» EXERCISE
Copy out the part that opens with the line containing "data-point bbox=[1207, 227, 1213, 233]" and closes with the line containing "x-tick-label: −1.5 bbox=[649, 439, 678, 453]", changing "x-axis-label" to "x-axis-title" and leaving everything else as it stands.

-- START --

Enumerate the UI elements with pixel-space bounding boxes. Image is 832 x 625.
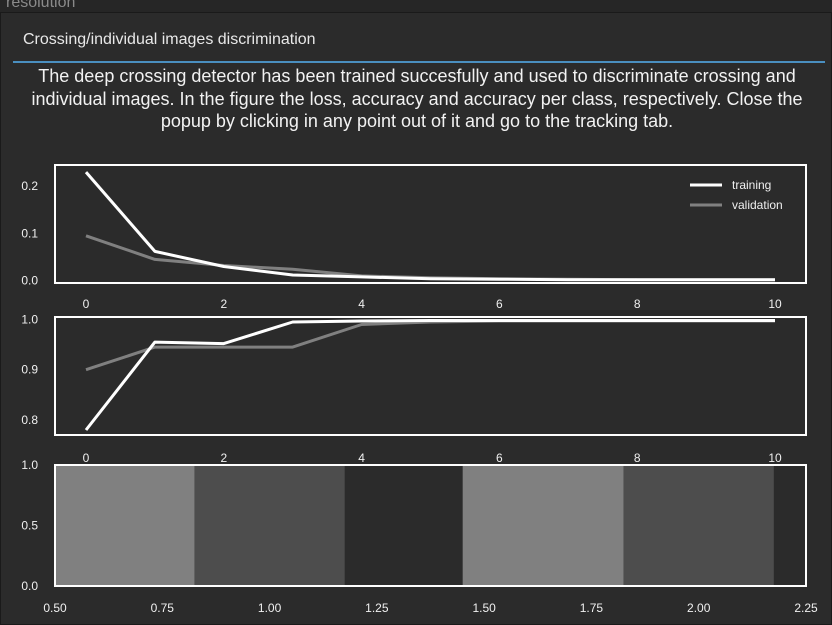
- chart2-ytick-label: 0.8: [21, 413, 38, 427]
- chart1-frame: [54, 164, 807, 284]
- chart3-xtick-label: 0.75: [151, 601, 175, 615]
- chart2-frame: [54, 316, 807, 436]
- chart3-xtick-label: 1.50: [472, 601, 496, 615]
- chart3-bar-4: [623, 465, 774, 586]
- title-divider: [13, 61, 825, 63]
- chart1-ytick-label: 0.0: [21, 274, 38, 288]
- chart1-xtick-label: 0: [83, 297, 90, 311]
- chart3-bar-2: [194, 465, 345, 586]
- chart1-series-training: [84, 171, 775, 282]
- chart1-xtick-label: 8: [634, 297, 641, 311]
- chart2-xtick-label: 4: [358, 451, 365, 465]
- legend-label-validation: validation: [732, 198, 783, 212]
- chart2-xtick-label: 8: [634, 451, 641, 465]
- chart2-ytick-label: 0.9: [21, 363, 38, 377]
- discrimination-popup[interactable]: Crossing/individual images discriminatio…: [0, 12, 832, 625]
- chart1-xtick-label: 6: [496, 297, 503, 311]
- chart3-ytick-label: 1.0: [21, 458, 38, 472]
- chart1-ytick-label: 0.1: [21, 226, 38, 240]
- chart2-xtick-label: 0: [83, 451, 90, 465]
- chart3-xtick-label: 2.25: [794, 601, 818, 615]
- chart1-xtick-label: 2: [220, 297, 227, 311]
- popup-message: The deep crossing detector has been trai…: [31, 66, 803, 131]
- popup-title: Crossing/individual images discriminatio…: [23, 31, 316, 48]
- chart1-xtick-label: 10: [768, 297, 782, 311]
- chart3-frame: [54, 464, 807, 587]
- chart3-xtick-label: 0.50: [43, 601, 67, 615]
- chart3-bar-1: [55, 465, 195, 586]
- chart3-xtick-label: 2.00: [687, 601, 711, 615]
- chart1-ytick-label: 0.2: [21, 179, 38, 193]
- chart2-ytick-label: 1.0: [21, 313, 38, 327]
- chart3-bar-3: [462, 465, 624, 586]
- chart3-xtick-label: 1.75: [580, 601, 604, 615]
- chart3-xtick-label: 1.00: [258, 601, 282, 615]
- chart2-xtick-label: 2: [220, 451, 227, 465]
- legend-label-training: training: [732, 178, 771, 192]
- chart3-ytick-label: 0.0: [21, 579, 38, 593]
- chart2-xtick-label: 10: [768, 451, 782, 465]
- chart2-series-training: [84, 319, 775, 431]
- background-window-text: resolution: [6, 0, 76, 11]
- chart3-ytick-label: 0.5: [21, 519, 38, 533]
- chart3-xtick-label: 1.25: [365, 601, 389, 615]
- chart1-xtick-label: 4: [358, 297, 365, 311]
- chart2-xtick-label: 6: [496, 451, 503, 465]
- chart2-series-validation: [85, 319, 775, 372]
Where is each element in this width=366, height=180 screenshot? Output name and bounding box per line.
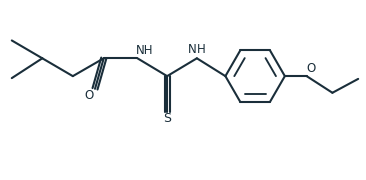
Text: NH: NH (136, 44, 153, 57)
Text: N: N (188, 44, 197, 57)
Text: O: O (85, 89, 94, 102)
Text: O: O (306, 62, 315, 75)
Text: H: H (197, 44, 205, 57)
Text: S: S (163, 112, 171, 125)
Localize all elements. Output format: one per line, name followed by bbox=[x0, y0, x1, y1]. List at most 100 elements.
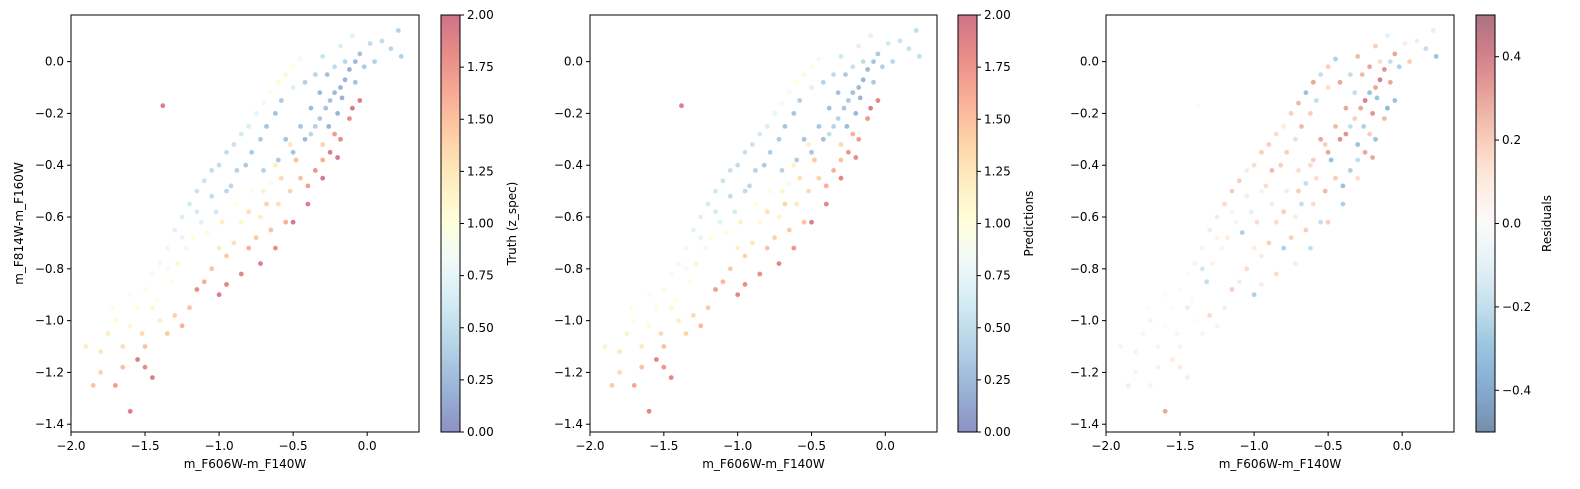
data-point bbox=[1207, 227, 1213, 233]
data-point bbox=[308, 131, 314, 137]
data-point bbox=[1396, 64, 1402, 70]
data-point bbox=[820, 79, 826, 85]
data-point bbox=[268, 90, 274, 96]
data-point bbox=[1318, 219, 1324, 225]
colorbar-tick-label: 1.00 bbox=[984, 217, 1011, 231]
data-point bbox=[1133, 370, 1138, 375]
data-point bbox=[317, 90, 323, 96]
data-point bbox=[1337, 79, 1343, 85]
data-point bbox=[312, 168, 318, 173]
data-point bbox=[757, 271, 763, 277]
y-tick-label: −0.6 bbox=[554, 210, 583, 224]
data-point bbox=[1303, 181, 1309, 186]
data-point bbox=[379, 38, 385, 44]
data-point bbox=[1177, 364, 1183, 370]
data-point bbox=[801, 72, 807, 77]
data-point bbox=[1296, 100, 1301, 106]
data-point bbox=[1347, 72, 1353, 77]
data-point bbox=[1325, 85, 1331, 90]
data-point bbox=[791, 162, 797, 168]
data-point bbox=[120, 344, 126, 349]
data-point bbox=[1214, 323, 1220, 329]
data-point bbox=[342, 59, 348, 64]
data-point bbox=[135, 357, 141, 362]
data-point bbox=[786, 181, 792, 186]
data-point bbox=[275, 157, 281, 163]
data-point bbox=[1148, 383, 1153, 388]
data-point bbox=[1185, 375, 1190, 380]
data-point bbox=[838, 54, 844, 59]
data-point bbox=[844, 124, 850, 129]
data-point bbox=[1273, 219, 1279, 225]
data-point bbox=[335, 155, 340, 160]
data-point bbox=[761, 162, 767, 168]
data-point bbox=[846, 149, 851, 155]
data-point bbox=[767, 188, 773, 194]
data-point bbox=[1185, 271, 1190, 277]
data-point bbox=[1192, 261, 1198, 266]
data-point bbox=[1222, 201, 1227, 207]
x-axis-label: m_F606W-m_F140W bbox=[184, 457, 307, 471]
data-point bbox=[1293, 214, 1298, 220]
colorbar-tick-label: 1.50 bbox=[467, 112, 494, 126]
data-point bbox=[1273, 131, 1279, 137]
data-point bbox=[1370, 155, 1375, 160]
data-point bbox=[243, 162, 249, 168]
data-point bbox=[826, 131, 832, 137]
data-point bbox=[797, 175, 803, 181]
data-point bbox=[1281, 124, 1287, 129]
data-point bbox=[320, 157, 326, 163]
data-point bbox=[264, 124, 269, 129]
data-point bbox=[713, 188, 718, 194]
data-point bbox=[209, 266, 215, 272]
data-point bbox=[142, 364, 148, 370]
data-point bbox=[231, 240, 237, 246]
data-point bbox=[1244, 266, 1250, 272]
data-point bbox=[395, 28, 401, 33]
data-point bbox=[801, 219, 807, 225]
data-point bbox=[179, 214, 185, 220]
x-tick-label: −1.5 bbox=[649, 439, 678, 453]
data-point bbox=[1325, 219, 1331, 225]
data-point bbox=[609, 383, 615, 388]
y-tick-label: −1.4 bbox=[554, 417, 583, 431]
data-point bbox=[1347, 124, 1353, 129]
data-point bbox=[261, 100, 266, 106]
data-point bbox=[323, 105, 329, 111]
data-point bbox=[1233, 219, 1239, 225]
data-point bbox=[258, 136, 263, 142]
data-point bbox=[113, 383, 118, 388]
data-point bbox=[1373, 136, 1378, 142]
data-point bbox=[194, 209, 200, 215]
data-point bbox=[602, 344, 608, 349]
data-point bbox=[1195, 103, 1201, 109]
data-point bbox=[298, 175, 303, 181]
y-tick-label: −1.0 bbox=[35, 314, 64, 328]
y-tick-label: −1.4 bbox=[1070, 417, 1099, 431]
data-point bbox=[850, 90, 856, 96]
data-point bbox=[871, 79, 876, 85]
data-point bbox=[742, 282, 748, 287]
y-tick-label: −0.6 bbox=[1070, 210, 1099, 224]
data-point bbox=[683, 245, 689, 251]
data-point bbox=[261, 168, 266, 173]
data-point bbox=[127, 323, 133, 329]
data-point bbox=[1310, 79, 1316, 85]
data-point bbox=[1358, 105, 1364, 111]
data-point bbox=[617, 370, 622, 375]
colorbar-tick-label: 0.50 bbox=[984, 321, 1011, 335]
points-2 bbox=[602, 28, 922, 414]
data-point bbox=[194, 188, 200, 194]
data-point bbox=[224, 253, 229, 259]
data-point bbox=[1387, 59, 1393, 64]
data-point bbox=[1177, 344, 1183, 349]
data-point bbox=[105, 331, 111, 336]
colorbar-tick-label: 1.25 bbox=[467, 164, 494, 178]
data-point bbox=[698, 214, 704, 220]
data-point bbox=[646, 408, 652, 414]
y-tick-label: 0.0 bbox=[45, 55, 64, 69]
data-point bbox=[238, 271, 244, 277]
data-point bbox=[753, 168, 758, 173]
data-point bbox=[1266, 240, 1272, 246]
data-point bbox=[1299, 124, 1304, 129]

-- END --

» RESPONSE TO THE TASK
data-point bbox=[1207, 227, 1213, 233]
data-point bbox=[308, 131, 314, 137]
data-point bbox=[1396, 64, 1402, 70]
data-point bbox=[820, 79, 826, 85]
data-point bbox=[268, 90, 274, 96]
data-point bbox=[1318, 219, 1324, 225]
colorbar-tick-label: 1.00 bbox=[984, 217, 1011, 231]
data-point bbox=[1133, 370, 1138, 375]
data-point bbox=[317, 90, 323, 96]
data-point bbox=[1337, 79, 1343, 85]
data-point bbox=[312, 168, 318, 173]
data-point bbox=[757, 271, 763, 277]
y-tick-label: −0.6 bbox=[554, 210, 583, 224]
data-point bbox=[1303, 181, 1309, 186]
data-point bbox=[379, 38, 385, 44]
data-point bbox=[1177, 364, 1183, 370]
data-point bbox=[801, 72, 807, 77]
data-point bbox=[1296, 100, 1301, 106]
data-point bbox=[1347, 72, 1353, 77]
data-point bbox=[1325, 85, 1331, 90]
data-point bbox=[791, 162, 797, 168]
data-point bbox=[120, 344, 126, 349]
data-point bbox=[1214, 323, 1220, 329]
data-point bbox=[342, 59, 348, 64]
data-point bbox=[135, 357, 141, 362]
data-point bbox=[786, 181, 792, 186]
data-point bbox=[275, 157, 281, 163]
data-point bbox=[1148, 383, 1153, 388]
data-point bbox=[1185, 375, 1190, 380]
data-point bbox=[838, 54, 844, 59]
data-point bbox=[844, 124, 850, 129]
data-point bbox=[1273, 219, 1279, 225]
data-point bbox=[335, 155, 340, 160]
data-point bbox=[761, 162, 767, 168]
data-point bbox=[846, 149, 851, 155]
data-point bbox=[767, 188, 773, 194]
data-point bbox=[1185, 271, 1190, 277]
data-point bbox=[1192, 261, 1198, 266]
data-point bbox=[1222, 201, 1227, 207]
x-axis-title: m_F606W-m_F140W bbox=[184, 457, 307, 471]
data-point bbox=[1293, 214, 1298, 220]
colorbar-tick-label: 1.50 bbox=[467, 112, 494, 126]
data-point bbox=[1273, 131, 1279, 137]
data-point bbox=[1370, 155, 1375, 160]
data-point bbox=[243, 162, 249, 168]
data-point bbox=[826, 131, 832, 137]
data-point bbox=[797, 175, 803, 181]
data-point bbox=[1281, 124, 1287, 129]
data-point bbox=[320, 157, 326, 163]
data-point bbox=[264, 124, 269, 129]
data-point bbox=[713, 188, 718, 194]
data-point bbox=[209, 266, 215, 272]
data-point bbox=[142, 364, 148, 370]
data-point bbox=[231, 240, 237, 246]
data-point bbox=[1244, 266, 1250, 272]
data-point bbox=[395, 28, 401, 33]
data-point bbox=[801, 219, 807, 225]
data-point bbox=[179, 214, 185, 220]
x-tick-label: −1.5 bbox=[649, 439, 678, 453]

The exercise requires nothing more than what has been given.